*** Record excerpts ***

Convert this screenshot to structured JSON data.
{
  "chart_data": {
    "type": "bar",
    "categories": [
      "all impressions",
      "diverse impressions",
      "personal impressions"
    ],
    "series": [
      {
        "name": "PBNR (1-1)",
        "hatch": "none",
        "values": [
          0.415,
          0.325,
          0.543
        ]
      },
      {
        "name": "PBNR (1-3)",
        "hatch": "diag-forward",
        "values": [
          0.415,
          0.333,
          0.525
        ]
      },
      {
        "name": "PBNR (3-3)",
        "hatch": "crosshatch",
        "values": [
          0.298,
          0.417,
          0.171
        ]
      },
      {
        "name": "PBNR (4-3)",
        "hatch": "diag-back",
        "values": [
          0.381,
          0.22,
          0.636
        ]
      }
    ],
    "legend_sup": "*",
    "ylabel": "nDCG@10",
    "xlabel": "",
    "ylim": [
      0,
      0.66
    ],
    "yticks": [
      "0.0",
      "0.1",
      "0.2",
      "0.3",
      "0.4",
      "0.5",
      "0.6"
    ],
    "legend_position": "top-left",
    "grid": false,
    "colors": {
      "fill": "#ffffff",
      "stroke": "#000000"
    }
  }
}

***

[Exercise details]
Each line must be given again exactly as written above.

[Response]
Convert this screenshot to structured JSON data.
{
  "chart_data": {
    "type": "bar",
    "categories": [
      "all impressions",
      "diverse impressions",
      "personal impressions"
    ],
    "series": [
      {
        "name": "PBNR (1-1)",
        "hatch": "none",
        "values": [
          0.415,
          0.325,
          0.543
        ]
      },
      {
        "name": "PBNR (1-3)",
        "hatch": "diag-forward",
        "values": [
          0.415,
          0.333,
          0.525
        ]
      },
      {
        "name": "PBNR (3-3)",
        "hatch": "crosshatch",
        "values": [
          0.298,
          0.417,
          0.171
        ]
      },
      {
        "name": "PBNR (4-3)",
        "hatch": "diag-back",
        "values": [
          0.381,
          0.22,
          0.636
        ]
      }
    ],
    "legend_sup": "*",
    "ylabel": "nDCG@10",
    "xlabel": "",
    "ylim": [
      0,
      0.66
    ],
    "yticks": [
      "0.0",
      "0.1",
      "0.2",
      "0.3",
      "0.4",
      "0.5",
      "0.6"
    ],
    "legend_position": "top-left",
    "grid": false,
    "colors": {
      "fill": "#ffffff",
      "stroke": "#000000"
    }
  }
}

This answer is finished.